# [Exercise task a]
Answer these questions using the passage on small business issuers:
(i) How does the passage describe the executive compensation arrangements of small business issuers compared with those of other public companies?
(ii) Commenters addressed the proposed amendments to Item 402 of which regulation?
(iii) What did some commenters suggest smaller public companies be required to file?

# [Article]
%%

1. Small Business Issuers

The Item 402 amendments continue to differentiate between small business issuers and other issuers, as we proposed. In adopting the amendments, we recognize that the executive compensation arrangements of small business issuers typically are less complex than those of other public companies.353 We also recognize that satisfying disclosure requirements designed to capture more complicated compensation arrangements may impose new, unwarranted burdens on small business issuers.354

Some commenters addressing the proposed amendments to Item 402 of Regulation S-B expressed the view that all companies whose shares are publicly traded should have to meet the same reporting and disclosure standards, regardless of their size, or urged that exemptions for smaller public companies be limited,355 suggesting that they be required to file some form of a basic Compensation Discussion and Analysis.356 We are not following these recommendations, because the executive compensation arrangements of small business issuers generally are so much less complex than those of other public companies that they do not warrant the more extensive disclosure requirements imposed on companies that are not small business issuers and related regulatory burdens that could be disproportionate for small business issuers.

%%

# [Record list]
%%

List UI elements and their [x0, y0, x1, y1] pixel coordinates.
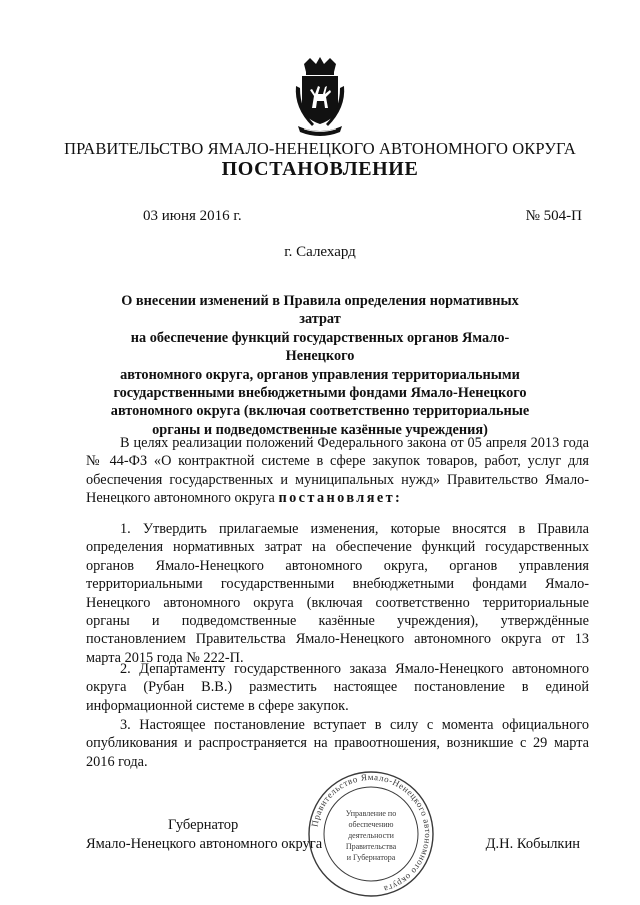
item-1-text: 1. Утвердить прилагаемые изменения, которые вносятся в Правила определения нормативных затрат на обеспечение функций государственных органов Ямало-Ненецкого автономного округа, органов управления территориальными государственными внебюджетными фондами Ямало-Ненецкого автономного округа (включая соответственно территориальные органы и подведомственные казённые учреждения), утверждённые постановлением Правительства Ямало-Ненецкого автономного округа от 13 марта 2015 года № 222-П.	[86, 521, 589, 666]
item-2-text: 2. Департаменту государственного заказа Ямало-Ненецкого автономного округа (Рубан В.В.) разместить настоящее постановление в единой информационной системе в сфере закупок.	[86, 661, 589, 714]
signatory-name: Д.Н. Кобылкин	[485, 836, 580, 852]
item-3-text: 3. Настоящее постановление вступает в силу с момента официального опубликования и распространяется на правоотношения, возникшие с 29 марта 2016 года.	[86, 717, 589, 770]
heading-line: государственными внебюджетными фондами Ямало-Ненецкого	[113, 385, 527, 402]
official-stamp	[306, 770, 436, 898]
document-type-title: ПОСТАНОВЛЕНИЕ	[221, 158, 419, 180]
stamp-inner-line: и Губернатора	[346, 853, 396, 862]
intro-paragraph	[86, 434, 589, 508]
stamp-inner-line: Правительства	[345, 842, 397, 851]
heading-line: автономного округа (включая соответственно территориальные	[110, 403, 530, 420]
stamp-ring-text: Правительство Ямало-Ненецкого автономного округа	[309, 771, 434, 895]
heading-line: О внесении изменений в Правила определения нормативных затрат	[121, 293, 519, 328]
signatory-position: Губернатор	[168, 817, 239, 833]
paragraph-item-2	[86, 660, 589, 715]
stamp-inner-line: деятельности	[348, 831, 394, 840]
document-heading	[110, 292, 530, 439]
signatory-organization: Ямало-Ненецкого автономного округа	[86, 836, 323, 852]
coat-of-arms-icon	[290, 56, 350, 136]
heading-line: на обеспечение функций государственных органов Ямало-Ненецкого	[130, 329, 510, 365]
document-number: № 504-П	[525, 208, 582, 224]
paragraph-item-3	[86, 716, 589, 771]
intro-text: В целях реализации положений Федерального закона от 05 апреля 2013 года № 44-ФЗ «О контрактной системе в сфере закупок товаров, работ, услуг для обеспечения государственных и муниципальных нужд» Правительство Ямало-Ненецкого автономного округа	[86, 435, 589, 507]
paragraph-item-1	[86, 520, 589, 667]
document-city: г. Салехард	[284, 244, 356, 260]
government-title: ПРАВИТЕЛЬСТВО ЯМАЛО-НЕНЕЦКОГО АВТОНОМНОГО ОКРУГА	[64, 139, 576, 158]
stamp-inner-line: обеспечению	[348, 820, 394, 829]
stamp-inner-line: Управление по	[345, 809, 397, 818]
heading-line: автономного округа, органов управления территориальными	[120, 366, 520, 383]
heading-line: органы и подведомственные казённые учреждения)	[152, 421, 488, 438]
document-date: 03 июня 2016 г.	[143, 208, 242, 224]
decree-keyword: постановляет:	[278, 490, 403, 507]
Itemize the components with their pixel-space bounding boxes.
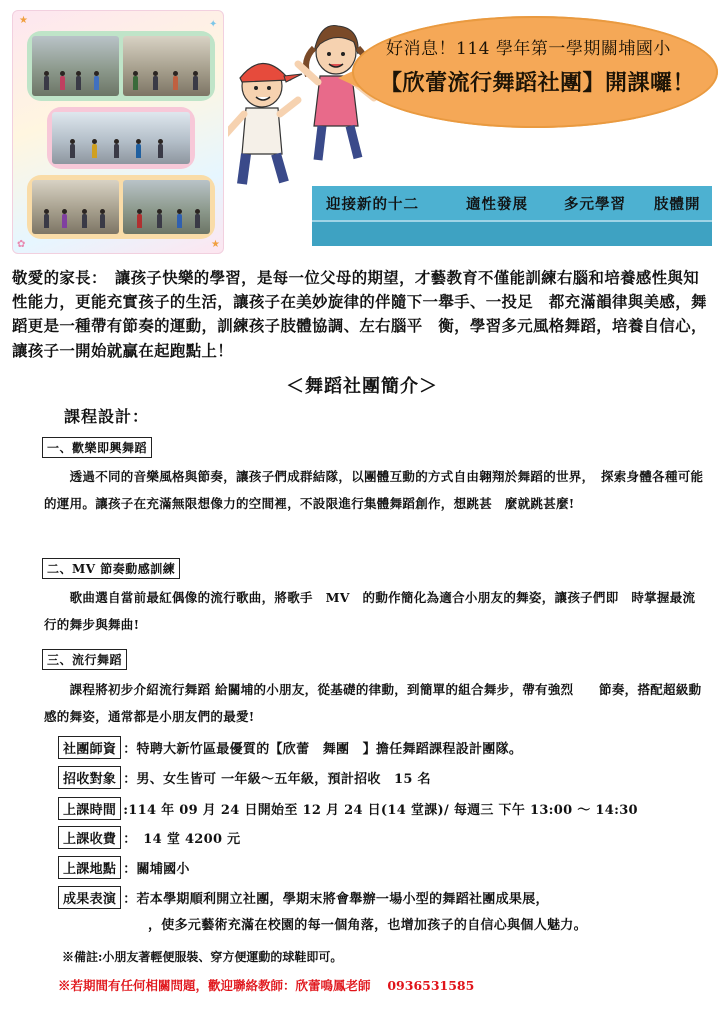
slogan-band [312, 186, 712, 246]
info-value: ：男、女生皆可 一年級～五年級，預計招收 15 名 [123, 772, 431, 787]
info-row-location [58, 856, 190, 879]
slogan-item: 多元學習 [564, 195, 626, 213]
girl-cartoon-icon [298, 26, 374, 160]
photo-frame-middle [47, 107, 195, 169]
info-value: ： 14 堂 4200 元 [123, 832, 241, 847]
boy-cartoon-icon [228, 63, 302, 184]
contact-info: ※若期間有任何相關問題，歡迎聯絡教師：欣蕾鳴鳳老師 0936531585 [58, 978, 475, 993]
info-label: 社團師資 [58, 736, 121, 759]
section-heading-mv-rhythm: 二、MV 節奏動感訓練 [42, 558, 180, 579]
section-heading-pop-dance: 三、流行舞蹈 [42, 649, 127, 670]
info-value: :114 年 09 月 24 日開始至 12 月 24 日(14 堂課)/ 每週三 下午 13:00 ～ 14:30 [123, 803, 638, 818]
info-row-teachers [58, 736, 522, 759]
intro-paragraph: 敬愛的家長： 讓孩子快樂的學習，是每一位父母的期望，才藝教育不僅能訓練右腦和培養感性與知性能力，更能充實孩子的生活，讓孩子在美妙旋律的伴隨下一舉手、一投足 都充滿韻律與美感，舞蹈更是一種帶有節奏的運動，訓練孩子肢體協調、左右腦平 衡，學習多元風格舞蹈，培養自信心，讓孩子一開始就贏在起跑點上！ [12, 269, 707, 360]
photo-frame-top [27, 31, 215, 101]
section-body-improv-dance: 透過不同的音樂風格與節奏，讓孩子們成群結隊，以團體互動的方式自由翱翔於舞蹈的世界， 探索身體各種可能的運用。讓孩子在充滿無限想像力的空間裡，不設限進行集體舞蹈創作，想跳甚 麼就跳甚麼! [44, 469, 704, 511]
section-body-mv-rhythm: 歌曲選自當前最紅偶像的流行歌曲，將歌手 MV 的動作簡化為適合小朋友的舞姿，讓孩子們即 時掌握最流行的舞步與舞曲! [44, 590, 696, 632]
star-decoration-icon: ★ [211, 239, 220, 250]
info-value: ：特聘大新竹區最優質的【欣蕾 舞團 】擔任舞蹈課程設計團隊。 [123, 742, 523, 757]
info-label: 成果表演 [58, 886, 121, 909]
info-value: ：關埔國小 [123, 862, 190, 877]
info-label: 上課時間 [58, 797, 121, 820]
photo-frame-bottom [27, 175, 215, 239]
dance-class-photo [32, 180, 119, 234]
info-row-fee [58, 826, 240, 849]
star-decoration-icon: ★ [19, 15, 28, 26]
note-text: ※備註:小朋友著輕便服裝、穿方便運動的球鞋即可。 [62, 950, 343, 964]
intro-title: ＜舞蹈社團簡介＞ [286, 376, 438, 397]
slogan-item: 適性發展 [466, 195, 528, 213]
dance-class-photo [32, 36, 119, 96]
slogan-item: 迎接新的十二 [326, 195, 419, 213]
section-heading-improv-dance: 一、歡樂即興舞蹈 [42, 437, 152, 458]
slogan-item: 肢體開 [654, 195, 701, 213]
info-label: 招收對象 [58, 766, 121, 789]
info-performance-continued: ，使多元藝術充滿在校園的每一個角落，也增加孩子的自信心與個人魅力。 [148, 918, 587, 933]
dancing-kids-illustration [228, 14, 388, 194]
dance-class-photo [52, 112, 190, 164]
star-decoration-icon: ✦ [209, 19, 218, 30]
info-row-schedule [58, 797, 638, 820]
dance-class-photo [123, 36, 210, 96]
bubble-subtitle: 好消息！114 學年第一學期關埔國小 [386, 39, 671, 59]
photo-collage [12, 10, 224, 254]
info-value: ：若本學期順利開立社團，學期末將會舉辦一場小型的舞蹈社團成果展， [123, 892, 549, 907]
info-row-performance [58, 886, 549, 909]
section-body-pop-dance: 課程將初步介紹流行舞蹈 給關埔的小朋友，從基礎的律動，到簡單的組合舞步，帶有強烈 節奏，搭配超級動感的舞姿，通常都是小朋友們的最愛! [44, 682, 702, 724]
star-decoration-icon: ✿ [17, 239, 26, 250]
club-title: 【欣蕾流行舞蹈社團】開課囉！ [380, 70, 696, 96]
info-label: 上課收費 [58, 826, 121, 849]
info-row-enrollment [58, 766, 431, 789]
course-design-heading: 課程設計： [64, 407, 150, 426]
info-label: 上課地點 [58, 856, 121, 879]
dance-class-photo [123, 180, 210, 234]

%%

# [Exercise task b]
Recast the stretch of entries from the line containing "slogan-band [312, 186, 712, 246]" through the line containing "dance-class-photo [32, 180, 119, 234]" as a numbered list, including both ends.

# [Exercise output a]
(i) They are typically less complex than those of other public companies.
(ii) Regulation S-B.
(iii) Some form of a basic Compensation Discussion and Analysis.

# [Exercise output b]
1. slogan-band [312, 186, 712, 246]
2. info-value: ：男、女生皆可 一年級～五年級，預計招收 15 名 [123, 772, 431, 787]
3. info-row-location [58, 856, 190, 879]
4. slogan-item: 多元學習 [564, 195, 626, 213]
5. girl-cartoon-icon [298, 26, 374, 160]
6. photo-frame-middle [47, 107, 195, 169]
7. info-value: ： 14 堂 4200 元 [123, 832, 241, 847]
8. boy-cartoon-icon [228, 63, 302, 184]
9. contact-info: ※若期間有任何相關問題，歡迎聯絡教師：欣蕾鳴鳳老師 0936531585 [58, 978, 475, 993]
10. info-label: 社團師資 [58, 736, 121, 759]
11. section-heading-mv-rhythm: 二、MV 節奏動感訓練 [42, 558, 180, 579]
12. section-heading-pop-dance: 三、流行舞蹈 [42, 649, 127, 670]
13. info-value: :114 年 09 月 24 日開始至 12 月 24 日(14 堂課)/ 每週三 下午 13:00 ～ 14:30 [123, 803, 638, 818]
14. info-row-teachers [58, 736, 522, 759]
15. intro-paragraph: 敬愛的家長： 讓孩子快樂的學習，是每一位父母的期望，才藝教育不僅能訓練右腦和培養感性與知性能力，更能充實孩子的生活，讓孩子在美妙旋律的伴隨下一舉手、一投足 都充滿韻律與美感，舞蹈更是一種帶有節奏的運動，訓練孩子肢體協調、左右腦平 衡，學習多元風格舞蹈，培養自信心，讓孩子一開始就贏在起跑點上！ [12, 269, 707, 360]
16. photo-frame-top [27, 31, 215, 101]
17. section-body-improv-dance: 透過不同的音樂風格與節奏，讓孩子們成群結隊，以團體互動的方式自由翱翔於舞蹈的世界， 探索身體各種可能的運用。讓孩子在充滿無限想像力的空間裡，不設限進行集體舞蹈創作，想跳甚 麼就跳甚麼! [44, 469, 704, 511]
18. section-body-mv-rhythm: 歌曲選自當前最紅偶像的流行歌曲，將歌手 MV 的動作簡化為適合小朋友的舞姿，讓孩子們即 時掌握最流行的舞步與舞曲! [44, 590, 696, 632]
19. star-decoration-icon: ★ [211, 239, 220, 250]
20. info-value: ：特聘大新竹區最優質的【欣蕾 舞團 】擔任舞蹈課程設計團隊。 [123, 742, 523, 757]
21. info-label: 成果表演 [58, 886, 121, 909]
22. info-value: ：關埔國小 [123, 862, 190, 877]
23. info-label: 上課時間 [58, 797, 121, 820]
24. photo-frame-bottom [27, 175, 215, 239]
25. dance-class-photo [32, 180, 119, 234]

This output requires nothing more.